━━━━━ RECORDS SHOWN ━━━━━
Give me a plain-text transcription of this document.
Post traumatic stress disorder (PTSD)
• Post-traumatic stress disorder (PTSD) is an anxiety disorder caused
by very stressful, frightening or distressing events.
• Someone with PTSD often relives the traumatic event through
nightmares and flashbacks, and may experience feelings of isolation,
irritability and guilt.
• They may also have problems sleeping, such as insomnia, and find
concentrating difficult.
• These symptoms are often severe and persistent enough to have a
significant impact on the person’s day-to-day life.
━━━━━
GOAL: Please repeat the listing exactly, with nothing left out.

RESULT:
Give me a plain-text transcription of this document.
Post traumatic stress disorder (PTSD)
• Post-traumatic stress disorder (PTSD) is an anxiety disorder caused
by very stressful, frightening or distressing events.
• Someone with PTSD often relives the traumatic event through
nightmares and flashbacks, and may experience feelings of isolation,
irritability and guilt.
• They may also have problems sleeping, such as insomnia, and find
concentrating difficult.
• These symptoms are often severe and persistent enough to have a
significant impact on the person’s day-to-day life.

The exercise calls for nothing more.